- **DATA ROWS**
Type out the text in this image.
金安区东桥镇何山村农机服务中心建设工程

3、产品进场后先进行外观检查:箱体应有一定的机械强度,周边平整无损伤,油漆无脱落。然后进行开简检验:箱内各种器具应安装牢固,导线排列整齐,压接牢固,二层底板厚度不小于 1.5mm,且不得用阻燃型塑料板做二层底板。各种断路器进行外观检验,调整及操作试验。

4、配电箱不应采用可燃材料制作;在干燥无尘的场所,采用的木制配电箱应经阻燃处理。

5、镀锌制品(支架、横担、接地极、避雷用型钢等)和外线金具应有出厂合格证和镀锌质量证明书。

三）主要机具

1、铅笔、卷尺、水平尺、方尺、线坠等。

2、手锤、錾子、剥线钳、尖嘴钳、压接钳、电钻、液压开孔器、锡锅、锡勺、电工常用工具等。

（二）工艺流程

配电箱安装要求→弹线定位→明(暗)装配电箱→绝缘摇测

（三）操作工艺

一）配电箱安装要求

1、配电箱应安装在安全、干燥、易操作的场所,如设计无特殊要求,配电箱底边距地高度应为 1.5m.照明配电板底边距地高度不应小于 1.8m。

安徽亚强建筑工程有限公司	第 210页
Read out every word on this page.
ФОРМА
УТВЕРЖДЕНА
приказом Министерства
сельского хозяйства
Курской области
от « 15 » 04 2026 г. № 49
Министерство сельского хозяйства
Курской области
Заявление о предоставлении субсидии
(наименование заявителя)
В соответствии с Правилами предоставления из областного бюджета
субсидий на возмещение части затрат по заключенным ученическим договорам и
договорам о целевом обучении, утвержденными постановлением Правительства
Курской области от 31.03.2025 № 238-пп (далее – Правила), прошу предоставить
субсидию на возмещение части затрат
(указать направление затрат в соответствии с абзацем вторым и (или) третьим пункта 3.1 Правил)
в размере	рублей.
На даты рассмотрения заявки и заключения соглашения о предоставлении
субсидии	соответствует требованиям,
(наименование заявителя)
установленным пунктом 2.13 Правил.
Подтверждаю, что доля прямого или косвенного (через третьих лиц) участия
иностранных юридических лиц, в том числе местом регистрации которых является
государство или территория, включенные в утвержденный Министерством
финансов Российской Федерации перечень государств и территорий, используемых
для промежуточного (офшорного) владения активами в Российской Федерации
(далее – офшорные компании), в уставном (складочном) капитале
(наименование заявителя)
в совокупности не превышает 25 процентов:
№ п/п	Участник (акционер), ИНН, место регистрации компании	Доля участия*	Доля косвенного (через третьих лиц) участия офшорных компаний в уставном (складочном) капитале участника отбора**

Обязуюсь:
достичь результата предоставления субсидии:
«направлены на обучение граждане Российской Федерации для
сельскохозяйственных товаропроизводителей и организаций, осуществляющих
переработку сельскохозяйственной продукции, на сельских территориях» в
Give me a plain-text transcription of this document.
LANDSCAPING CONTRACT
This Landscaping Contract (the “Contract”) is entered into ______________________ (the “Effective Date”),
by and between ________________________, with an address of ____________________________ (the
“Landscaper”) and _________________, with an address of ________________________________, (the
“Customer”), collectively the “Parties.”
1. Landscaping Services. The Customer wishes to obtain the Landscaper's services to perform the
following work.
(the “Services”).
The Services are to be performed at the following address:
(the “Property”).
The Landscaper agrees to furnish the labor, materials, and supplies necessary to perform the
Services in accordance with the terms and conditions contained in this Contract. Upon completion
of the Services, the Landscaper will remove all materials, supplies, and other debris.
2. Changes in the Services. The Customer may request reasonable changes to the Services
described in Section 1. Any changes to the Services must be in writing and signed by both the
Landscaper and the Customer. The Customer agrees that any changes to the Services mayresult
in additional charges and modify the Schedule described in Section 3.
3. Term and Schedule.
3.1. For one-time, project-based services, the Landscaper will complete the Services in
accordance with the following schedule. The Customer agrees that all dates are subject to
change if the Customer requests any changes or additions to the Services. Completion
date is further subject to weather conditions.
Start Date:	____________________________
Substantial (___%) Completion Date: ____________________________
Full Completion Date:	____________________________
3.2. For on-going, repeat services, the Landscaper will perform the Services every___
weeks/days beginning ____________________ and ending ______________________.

- **GOAL**
Give the material above again, word for word.

- **THE REPLY**
Type out the text in this image.
金安区东桥镇何山村农机服务中心建设工程

3、产品进场后先进行外观检查:箱体应有一定的机械强度,周边平整无损伤,油漆无脱落。然后进行开简检验:箱内各种器具应安装牢固,导线排列整齐,压接牢固,二层底板厚度不小于 1.5mm,且不得用阻燃型塑料板做二层底板。各种断路器进行外观检验,调整及操作试验。

4、配电箱不应采用可燃材料制作;在干燥无尘的场所,采用的木制配电箱应经阻燃处理。

5、镀锌制品(支架、横担、接地极、避雷用型钢等)和外线金具应有出厂合格证和镀锌质量证明书。

三）主要机具

1、铅笔、卷尺、水平尺、方尺、线坠等。

2、手锤、錾子、剥线钳、尖嘴钳、压接钳、电钻、液压开孔器、锡锅、锡勺、电工常用工具等。

（二）工艺流程

配电箱安装要求→弹线定位→明(暗)装配电箱→绝缘摇测

（三）操作工艺

一）配电箱安装要求

1、配电箱应安装在安全、干燥、易操作的场所,如设计无特殊要求,配电箱底边距地高度应为 1.5m.照明配电板底边距地高度不应小于 1.8m。

安徽亚强建筑工程有限公司	第 210页
Read out every word on this page.
ФОРМА
УТВЕРЖДЕНА
приказом Министерства
сельского хозяйства
Курской области
от « 15 » 04 2026 г. № 49
Министерство сельского хозяйства
Курской области
Заявление о предоставлении субсидии
(наименование заявителя)
В соответствии с Правилами предоставления из областного бюджета
субсидий на возмещение части затрат по заключенным ученическим договорам и
договорам о целевом обучении, утвержденными постановлением Правительства
Курской области от 31.03.2025 № 238-пп (далее – Правила), прошу предоставить
субсидию на возмещение части затрат
(указать направление затрат в соответствии с абзацем вторым и (или) третьим пункта 3.1 Правил)
в размере	рублей.
На даты рассмотрения заявки и заключения соглашения о предоставлении
субсидии	соответствует требованиям,
(наименование заявителя)
установленным пунктом 2.13 Правил.
Подтверждаю, что доля прямого или косвенного (через третьих лиц) участия
иностранных юридических лиц, в том числе местом регистрации которых является
государство или территория, включенные в утвержденный Министерством
финансов Российской Федерации перечень государств и территорий, используемых
для промежуточного (офшорного) владения активами в Российской Федерации
(далее – офшорные компании), в уставном (складочном) капитале
(наименование заявителя)
в совокупности не превышает 25 процентов:
№ п/п	Участник (акционер), ИНН, место регистрации компании	Доля участия*	Доля косвенного (через третьих лиц) участия офшорных компаний в уставном (складочном) капитале участника отбора**

Обязуюсь:
достичь результата предоставления субсидии:
«направлены на обучение граждане Российской Федерации для
сельскохозяйственных товаропроизводителей и организаций, осуществляющих
переработку сельскохозяйственной продукции, на сельских территориях» в
Give me a plain-text transcription of this document.
LANDSCAPING CONTRACT
This Landscaping Contract (the “Contract”) is entered into ______________________ (the “Effective Date”),
by and between ________________________, with an address of ____________________________ (the
“Landscaper”) and _________________, with an address of ________________________________, (the
“Customer”), collectively the “Parties.”
1. Landscaping Services. The Customer wishes to obtain the Landscaper's services to perform the
following work.
(the “Services”).
The Services are to be performed at the following address:
(the “Property”).
The Landscaper agrees to furnish the labor, materials, and supplies necessary to perform the
Services in accordance with the terms and conditions contained in this Contract. Upon completion
of the Services, the Landscaper will remove all materials, supplies, and other debris.
2. Changes in the Services. The Customer may request reasonable changes to the Services
described in Section 1. Any changes to the Services must be in writing and signed by both the
Landscaper and the Customer. The Customer agrees that any changes to the Services mayresult
in additional charges and modify the Schedule described in Section 3.
3. Term and Schedule.
3.1. For one-time, project-based services, the Landscaper will complete the Services in
accordance with the following schedule. The Customer agrees that all dates are subject to
change if the Customer requests any changes or additions to the Services. Completion
date is further subject to weather conditions.
Start Date:	____________________________
Substantial (___%) Completion Date: ____________________________
Full Completion Date:	____________________________
3.2. For on-going, repeat services, the Landscaper will perform the Services every___
weeks/days beginning ____________________ and ending ______________________.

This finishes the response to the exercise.